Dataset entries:

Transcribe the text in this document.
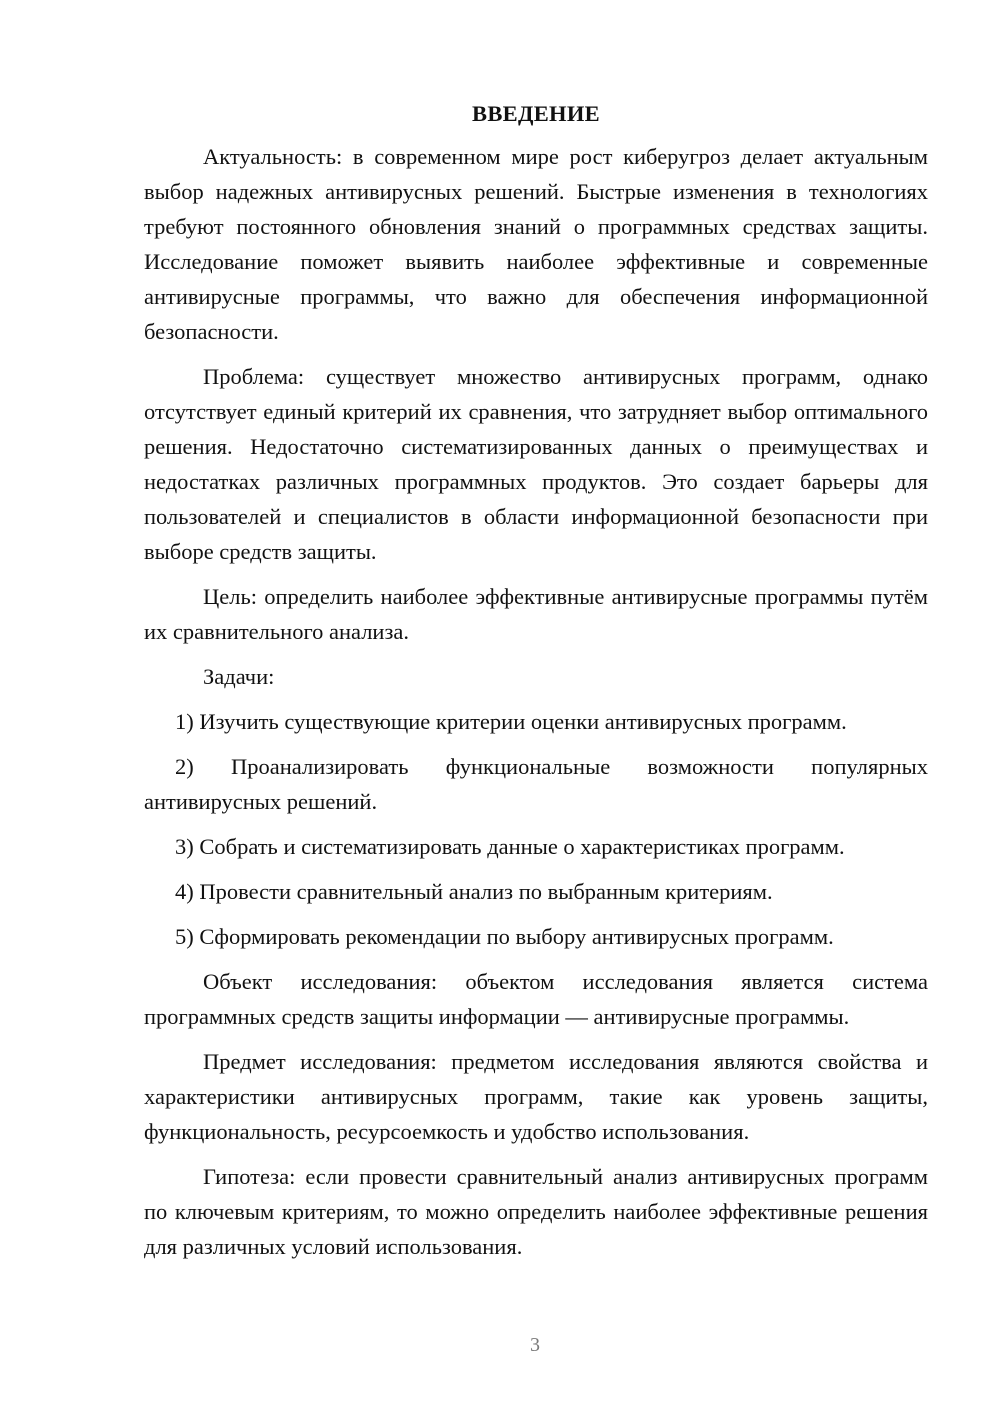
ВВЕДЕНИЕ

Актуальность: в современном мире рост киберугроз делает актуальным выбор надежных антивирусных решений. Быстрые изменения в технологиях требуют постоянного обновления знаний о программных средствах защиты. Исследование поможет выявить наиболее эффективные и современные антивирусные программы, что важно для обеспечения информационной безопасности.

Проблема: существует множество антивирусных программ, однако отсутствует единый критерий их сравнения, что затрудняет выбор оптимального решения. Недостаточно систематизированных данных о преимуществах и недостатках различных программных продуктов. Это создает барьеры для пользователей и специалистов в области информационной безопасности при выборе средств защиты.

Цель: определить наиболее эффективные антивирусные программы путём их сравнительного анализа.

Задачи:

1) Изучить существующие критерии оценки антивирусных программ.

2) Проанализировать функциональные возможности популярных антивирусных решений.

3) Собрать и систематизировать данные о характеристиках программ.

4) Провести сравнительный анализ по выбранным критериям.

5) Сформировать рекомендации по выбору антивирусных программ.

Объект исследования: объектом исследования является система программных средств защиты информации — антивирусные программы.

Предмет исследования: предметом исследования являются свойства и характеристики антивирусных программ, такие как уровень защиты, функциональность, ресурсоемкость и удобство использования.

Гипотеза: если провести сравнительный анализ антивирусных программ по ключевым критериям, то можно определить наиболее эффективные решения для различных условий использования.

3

==

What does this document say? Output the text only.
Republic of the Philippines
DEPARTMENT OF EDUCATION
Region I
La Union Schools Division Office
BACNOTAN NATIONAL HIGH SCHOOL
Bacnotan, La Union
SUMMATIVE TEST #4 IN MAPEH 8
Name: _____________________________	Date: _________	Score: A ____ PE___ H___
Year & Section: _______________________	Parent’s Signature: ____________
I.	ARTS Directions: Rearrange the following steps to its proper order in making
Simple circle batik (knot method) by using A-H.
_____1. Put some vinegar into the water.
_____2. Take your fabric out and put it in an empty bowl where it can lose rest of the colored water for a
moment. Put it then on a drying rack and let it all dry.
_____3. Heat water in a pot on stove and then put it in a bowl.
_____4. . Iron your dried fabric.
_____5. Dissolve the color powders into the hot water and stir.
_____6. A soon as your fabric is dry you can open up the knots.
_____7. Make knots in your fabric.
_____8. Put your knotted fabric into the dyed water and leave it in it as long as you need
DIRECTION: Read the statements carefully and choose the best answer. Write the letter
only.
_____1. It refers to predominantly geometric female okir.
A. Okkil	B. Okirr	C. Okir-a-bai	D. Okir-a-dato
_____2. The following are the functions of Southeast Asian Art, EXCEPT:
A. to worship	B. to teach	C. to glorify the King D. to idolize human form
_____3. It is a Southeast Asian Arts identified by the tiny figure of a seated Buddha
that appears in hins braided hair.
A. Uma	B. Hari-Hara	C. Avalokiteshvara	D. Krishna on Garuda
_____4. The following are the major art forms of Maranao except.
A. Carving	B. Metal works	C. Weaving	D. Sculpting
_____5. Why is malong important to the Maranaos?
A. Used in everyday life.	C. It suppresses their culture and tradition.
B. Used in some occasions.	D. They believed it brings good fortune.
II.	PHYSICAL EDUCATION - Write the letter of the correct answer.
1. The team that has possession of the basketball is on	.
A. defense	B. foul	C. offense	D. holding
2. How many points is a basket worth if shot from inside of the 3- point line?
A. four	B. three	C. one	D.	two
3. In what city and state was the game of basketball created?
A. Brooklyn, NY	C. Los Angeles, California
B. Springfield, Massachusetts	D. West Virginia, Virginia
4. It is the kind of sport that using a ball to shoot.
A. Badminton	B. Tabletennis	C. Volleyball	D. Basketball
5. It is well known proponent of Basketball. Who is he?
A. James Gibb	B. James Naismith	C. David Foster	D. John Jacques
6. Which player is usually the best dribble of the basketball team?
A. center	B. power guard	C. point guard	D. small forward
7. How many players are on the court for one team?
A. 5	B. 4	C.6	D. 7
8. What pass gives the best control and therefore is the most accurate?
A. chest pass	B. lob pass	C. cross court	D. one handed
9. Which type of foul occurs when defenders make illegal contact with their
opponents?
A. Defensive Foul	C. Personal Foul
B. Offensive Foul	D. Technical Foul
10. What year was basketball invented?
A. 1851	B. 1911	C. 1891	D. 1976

...

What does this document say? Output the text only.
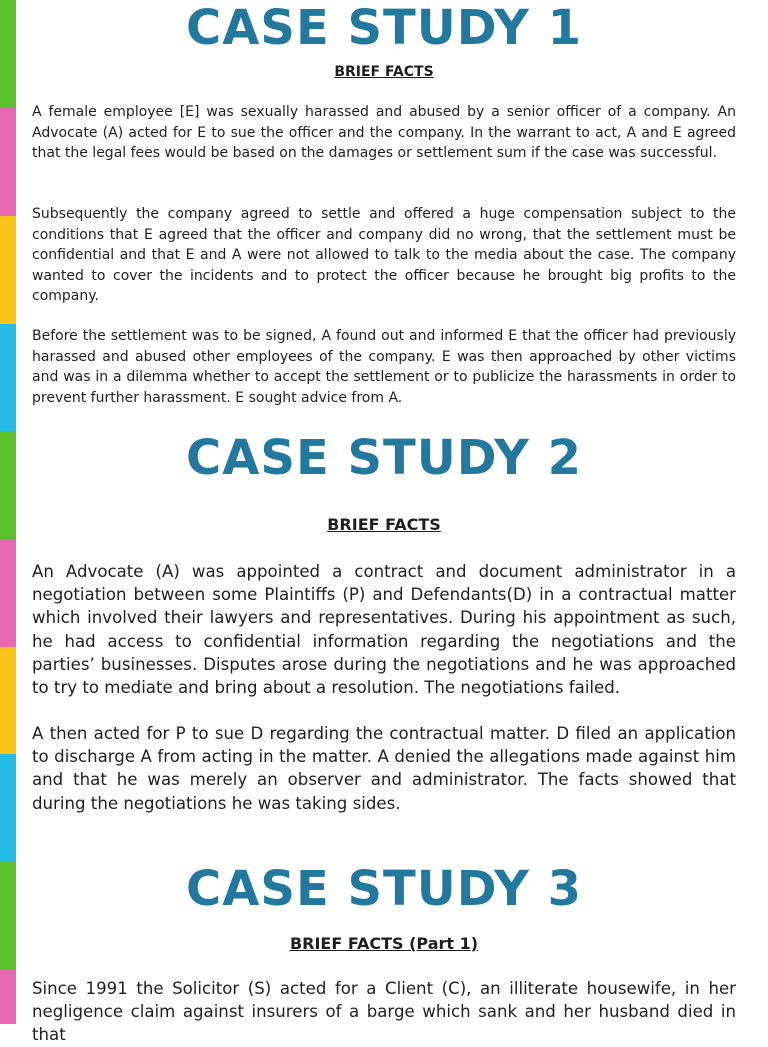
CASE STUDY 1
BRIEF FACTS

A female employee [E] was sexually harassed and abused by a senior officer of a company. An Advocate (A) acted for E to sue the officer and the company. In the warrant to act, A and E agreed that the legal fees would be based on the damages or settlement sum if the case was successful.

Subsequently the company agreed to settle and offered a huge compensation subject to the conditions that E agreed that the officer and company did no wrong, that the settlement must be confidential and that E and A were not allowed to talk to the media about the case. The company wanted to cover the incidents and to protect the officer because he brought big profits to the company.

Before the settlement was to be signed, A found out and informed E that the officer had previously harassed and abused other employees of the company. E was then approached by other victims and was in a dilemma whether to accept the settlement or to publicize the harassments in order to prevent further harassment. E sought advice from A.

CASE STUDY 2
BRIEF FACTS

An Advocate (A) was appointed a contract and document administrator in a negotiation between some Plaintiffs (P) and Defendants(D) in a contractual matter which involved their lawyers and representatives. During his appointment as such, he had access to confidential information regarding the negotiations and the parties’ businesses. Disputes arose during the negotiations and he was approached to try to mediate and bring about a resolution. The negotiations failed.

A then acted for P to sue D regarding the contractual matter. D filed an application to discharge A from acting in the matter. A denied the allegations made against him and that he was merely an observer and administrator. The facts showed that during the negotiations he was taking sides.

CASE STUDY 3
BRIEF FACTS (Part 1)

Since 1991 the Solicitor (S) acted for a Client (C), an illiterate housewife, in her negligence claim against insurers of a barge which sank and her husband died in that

The task>
State how many lines of the listing above include the word "water". Give nothing but the number.

Result>
5